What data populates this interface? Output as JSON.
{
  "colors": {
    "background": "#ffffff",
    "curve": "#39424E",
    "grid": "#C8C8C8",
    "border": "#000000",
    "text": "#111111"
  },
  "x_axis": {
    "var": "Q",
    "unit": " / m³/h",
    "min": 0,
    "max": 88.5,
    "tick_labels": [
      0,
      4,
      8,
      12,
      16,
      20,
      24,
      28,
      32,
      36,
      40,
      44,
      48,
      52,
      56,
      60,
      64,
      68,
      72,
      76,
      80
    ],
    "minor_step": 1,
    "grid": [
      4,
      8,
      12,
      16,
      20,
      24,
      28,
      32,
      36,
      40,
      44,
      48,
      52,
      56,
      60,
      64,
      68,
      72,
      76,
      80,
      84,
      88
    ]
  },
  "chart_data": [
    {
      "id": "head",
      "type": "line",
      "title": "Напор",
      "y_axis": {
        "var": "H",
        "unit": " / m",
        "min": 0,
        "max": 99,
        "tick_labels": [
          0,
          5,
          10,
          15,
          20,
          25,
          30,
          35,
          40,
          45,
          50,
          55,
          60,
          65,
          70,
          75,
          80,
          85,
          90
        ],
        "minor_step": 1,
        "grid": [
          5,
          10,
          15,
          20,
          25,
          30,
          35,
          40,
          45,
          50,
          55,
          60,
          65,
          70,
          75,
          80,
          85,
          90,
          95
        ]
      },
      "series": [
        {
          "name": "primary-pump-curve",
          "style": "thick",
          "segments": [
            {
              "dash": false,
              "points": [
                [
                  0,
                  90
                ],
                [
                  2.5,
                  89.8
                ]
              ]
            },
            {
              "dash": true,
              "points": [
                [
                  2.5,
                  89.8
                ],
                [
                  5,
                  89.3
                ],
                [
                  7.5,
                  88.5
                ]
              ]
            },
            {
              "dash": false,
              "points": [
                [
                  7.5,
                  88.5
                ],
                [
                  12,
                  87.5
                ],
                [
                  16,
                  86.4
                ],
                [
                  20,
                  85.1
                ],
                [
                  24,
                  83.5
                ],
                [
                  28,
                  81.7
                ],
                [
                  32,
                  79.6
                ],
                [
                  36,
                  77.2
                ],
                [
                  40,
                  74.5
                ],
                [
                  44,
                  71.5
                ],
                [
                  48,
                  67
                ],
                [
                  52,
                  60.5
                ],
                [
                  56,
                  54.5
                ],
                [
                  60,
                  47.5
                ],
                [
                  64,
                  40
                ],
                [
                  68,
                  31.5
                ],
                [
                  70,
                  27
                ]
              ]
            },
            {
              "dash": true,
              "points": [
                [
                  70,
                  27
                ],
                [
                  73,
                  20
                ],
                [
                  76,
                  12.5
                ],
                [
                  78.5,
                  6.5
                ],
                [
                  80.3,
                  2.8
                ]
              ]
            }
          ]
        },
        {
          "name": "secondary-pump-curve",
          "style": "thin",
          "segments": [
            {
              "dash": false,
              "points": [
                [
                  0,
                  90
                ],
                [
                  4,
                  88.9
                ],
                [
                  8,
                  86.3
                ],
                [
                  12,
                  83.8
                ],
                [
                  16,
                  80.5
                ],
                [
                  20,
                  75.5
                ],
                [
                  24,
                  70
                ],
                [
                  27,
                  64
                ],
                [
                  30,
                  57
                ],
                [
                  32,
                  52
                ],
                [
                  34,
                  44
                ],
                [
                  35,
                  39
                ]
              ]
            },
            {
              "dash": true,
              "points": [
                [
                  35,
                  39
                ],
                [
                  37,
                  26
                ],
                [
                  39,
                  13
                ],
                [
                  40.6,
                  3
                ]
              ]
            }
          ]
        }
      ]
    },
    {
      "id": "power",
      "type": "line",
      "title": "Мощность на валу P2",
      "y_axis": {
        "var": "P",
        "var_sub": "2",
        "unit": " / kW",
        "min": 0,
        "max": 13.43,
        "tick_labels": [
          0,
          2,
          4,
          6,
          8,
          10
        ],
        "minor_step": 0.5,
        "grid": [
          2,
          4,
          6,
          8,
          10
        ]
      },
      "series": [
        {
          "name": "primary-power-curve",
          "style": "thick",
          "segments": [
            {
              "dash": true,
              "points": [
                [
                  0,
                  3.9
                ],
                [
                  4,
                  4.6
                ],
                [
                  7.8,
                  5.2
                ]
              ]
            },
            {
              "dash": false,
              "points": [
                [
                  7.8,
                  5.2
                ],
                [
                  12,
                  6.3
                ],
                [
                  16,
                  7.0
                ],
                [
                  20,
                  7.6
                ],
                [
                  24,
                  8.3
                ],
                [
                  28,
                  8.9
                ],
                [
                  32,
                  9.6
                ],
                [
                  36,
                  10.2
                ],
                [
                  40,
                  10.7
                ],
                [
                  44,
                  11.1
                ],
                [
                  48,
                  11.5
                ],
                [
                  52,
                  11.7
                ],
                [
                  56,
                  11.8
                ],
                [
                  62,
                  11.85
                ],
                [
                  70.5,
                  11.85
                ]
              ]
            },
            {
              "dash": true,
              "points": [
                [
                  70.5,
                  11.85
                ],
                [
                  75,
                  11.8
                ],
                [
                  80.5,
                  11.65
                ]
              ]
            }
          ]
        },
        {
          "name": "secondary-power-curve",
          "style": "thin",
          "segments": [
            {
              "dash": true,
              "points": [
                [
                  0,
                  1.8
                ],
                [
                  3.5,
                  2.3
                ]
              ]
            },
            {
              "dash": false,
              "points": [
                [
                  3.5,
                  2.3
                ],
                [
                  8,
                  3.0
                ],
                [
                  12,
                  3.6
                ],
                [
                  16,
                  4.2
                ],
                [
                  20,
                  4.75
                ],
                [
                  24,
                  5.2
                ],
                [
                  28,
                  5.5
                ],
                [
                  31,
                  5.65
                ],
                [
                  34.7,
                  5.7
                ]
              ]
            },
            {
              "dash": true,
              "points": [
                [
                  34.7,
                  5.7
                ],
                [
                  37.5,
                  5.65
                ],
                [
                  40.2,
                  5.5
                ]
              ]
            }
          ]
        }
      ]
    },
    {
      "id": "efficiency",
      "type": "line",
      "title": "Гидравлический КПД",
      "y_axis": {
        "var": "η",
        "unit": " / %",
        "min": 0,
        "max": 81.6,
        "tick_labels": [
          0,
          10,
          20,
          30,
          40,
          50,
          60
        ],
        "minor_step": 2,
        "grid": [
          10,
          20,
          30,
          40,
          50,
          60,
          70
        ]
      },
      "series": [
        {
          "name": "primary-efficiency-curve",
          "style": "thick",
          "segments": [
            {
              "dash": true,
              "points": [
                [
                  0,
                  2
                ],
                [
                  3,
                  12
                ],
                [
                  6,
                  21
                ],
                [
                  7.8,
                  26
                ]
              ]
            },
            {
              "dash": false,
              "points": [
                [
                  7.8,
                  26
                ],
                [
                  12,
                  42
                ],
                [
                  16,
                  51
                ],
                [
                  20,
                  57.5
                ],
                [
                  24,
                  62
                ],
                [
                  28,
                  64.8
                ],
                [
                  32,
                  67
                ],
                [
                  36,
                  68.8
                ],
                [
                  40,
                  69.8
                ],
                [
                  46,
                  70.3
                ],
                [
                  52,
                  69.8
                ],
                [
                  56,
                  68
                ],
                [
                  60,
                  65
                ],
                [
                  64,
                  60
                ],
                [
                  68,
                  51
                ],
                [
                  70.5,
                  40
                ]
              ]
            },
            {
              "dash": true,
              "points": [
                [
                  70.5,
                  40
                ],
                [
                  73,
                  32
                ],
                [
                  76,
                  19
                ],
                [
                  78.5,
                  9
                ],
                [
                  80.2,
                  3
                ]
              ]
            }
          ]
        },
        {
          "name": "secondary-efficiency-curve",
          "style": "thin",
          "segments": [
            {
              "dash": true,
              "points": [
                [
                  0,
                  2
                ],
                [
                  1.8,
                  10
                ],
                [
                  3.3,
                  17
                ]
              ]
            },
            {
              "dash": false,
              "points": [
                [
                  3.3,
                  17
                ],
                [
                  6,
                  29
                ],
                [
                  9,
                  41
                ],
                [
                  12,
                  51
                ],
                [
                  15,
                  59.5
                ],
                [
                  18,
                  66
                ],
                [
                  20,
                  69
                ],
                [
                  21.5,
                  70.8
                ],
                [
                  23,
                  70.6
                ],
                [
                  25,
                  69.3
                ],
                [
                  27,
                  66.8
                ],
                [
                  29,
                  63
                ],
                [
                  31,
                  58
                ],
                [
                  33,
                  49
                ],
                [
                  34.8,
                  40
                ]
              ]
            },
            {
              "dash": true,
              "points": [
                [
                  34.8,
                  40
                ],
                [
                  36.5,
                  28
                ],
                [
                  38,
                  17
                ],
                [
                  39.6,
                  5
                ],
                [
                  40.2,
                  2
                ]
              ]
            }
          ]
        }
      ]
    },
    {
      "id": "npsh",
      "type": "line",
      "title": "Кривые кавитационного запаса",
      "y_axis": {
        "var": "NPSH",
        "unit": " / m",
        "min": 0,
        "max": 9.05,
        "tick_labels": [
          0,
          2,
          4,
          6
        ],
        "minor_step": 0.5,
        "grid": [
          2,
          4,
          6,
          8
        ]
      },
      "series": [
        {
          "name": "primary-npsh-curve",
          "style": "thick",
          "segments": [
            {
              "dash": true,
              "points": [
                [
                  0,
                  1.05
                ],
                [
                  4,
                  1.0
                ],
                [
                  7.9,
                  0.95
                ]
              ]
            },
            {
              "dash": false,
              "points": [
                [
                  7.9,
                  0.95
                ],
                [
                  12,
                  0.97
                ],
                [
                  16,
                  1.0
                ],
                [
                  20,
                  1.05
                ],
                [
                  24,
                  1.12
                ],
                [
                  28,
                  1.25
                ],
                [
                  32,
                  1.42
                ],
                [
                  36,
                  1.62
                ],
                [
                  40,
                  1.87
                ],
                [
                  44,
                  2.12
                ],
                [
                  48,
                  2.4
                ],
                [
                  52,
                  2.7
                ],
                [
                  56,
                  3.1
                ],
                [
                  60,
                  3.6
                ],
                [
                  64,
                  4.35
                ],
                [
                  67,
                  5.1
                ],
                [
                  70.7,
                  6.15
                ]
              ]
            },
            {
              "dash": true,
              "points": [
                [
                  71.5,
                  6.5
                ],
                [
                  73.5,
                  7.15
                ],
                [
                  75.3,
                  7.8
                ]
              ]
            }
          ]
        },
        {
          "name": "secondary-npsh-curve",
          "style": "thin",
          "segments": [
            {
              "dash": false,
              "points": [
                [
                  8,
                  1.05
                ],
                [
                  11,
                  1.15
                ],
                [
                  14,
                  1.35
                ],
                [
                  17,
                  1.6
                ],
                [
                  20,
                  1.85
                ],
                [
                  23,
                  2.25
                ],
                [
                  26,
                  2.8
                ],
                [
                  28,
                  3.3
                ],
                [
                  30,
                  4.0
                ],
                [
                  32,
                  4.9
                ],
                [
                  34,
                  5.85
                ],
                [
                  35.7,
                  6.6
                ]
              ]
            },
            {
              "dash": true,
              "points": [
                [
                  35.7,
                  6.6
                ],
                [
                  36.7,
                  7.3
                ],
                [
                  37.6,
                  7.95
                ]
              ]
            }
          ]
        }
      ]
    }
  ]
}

**Task requirements:** Read the entries and select each line where the word "efficiency" is found.

**Reply:**
      "id": "efficiency",
          "name": "primary-efficiency-curve",
          "name": "secondary-efficiency-curve",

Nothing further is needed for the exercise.